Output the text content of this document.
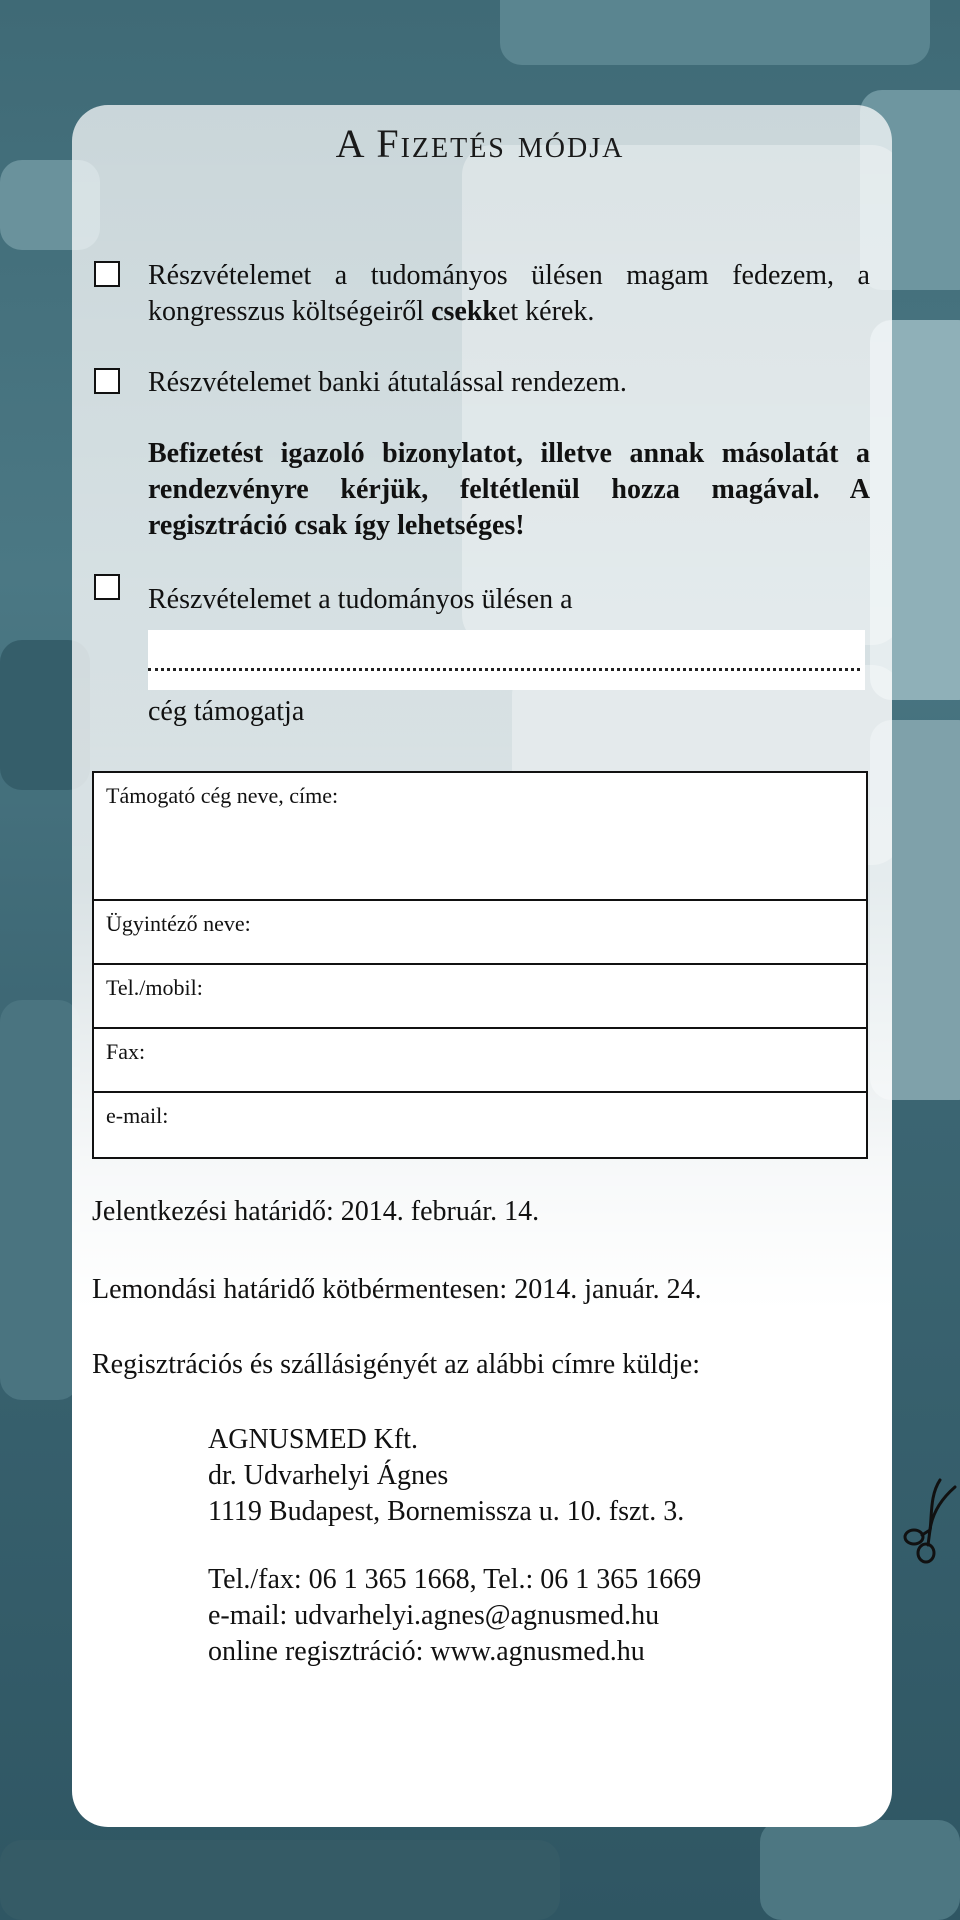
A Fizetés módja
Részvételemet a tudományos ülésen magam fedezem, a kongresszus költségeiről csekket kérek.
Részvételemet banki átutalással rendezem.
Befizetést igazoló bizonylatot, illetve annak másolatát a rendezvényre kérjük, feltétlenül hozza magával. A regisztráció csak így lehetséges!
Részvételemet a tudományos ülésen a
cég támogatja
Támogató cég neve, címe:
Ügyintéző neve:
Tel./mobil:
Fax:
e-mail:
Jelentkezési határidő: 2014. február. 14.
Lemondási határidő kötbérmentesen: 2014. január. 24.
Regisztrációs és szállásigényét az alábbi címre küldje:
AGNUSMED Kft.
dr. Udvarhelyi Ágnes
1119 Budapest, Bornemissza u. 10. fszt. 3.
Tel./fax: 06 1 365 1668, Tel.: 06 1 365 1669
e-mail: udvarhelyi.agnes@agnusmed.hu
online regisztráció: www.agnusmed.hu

+===+

REQUEST: Pick out every line of the listing containing the word "mail", and show those lines.

THE COMPLETED TASK:
e-mail:
e-mail: udvarhelyi.agnes@agnusmed.hu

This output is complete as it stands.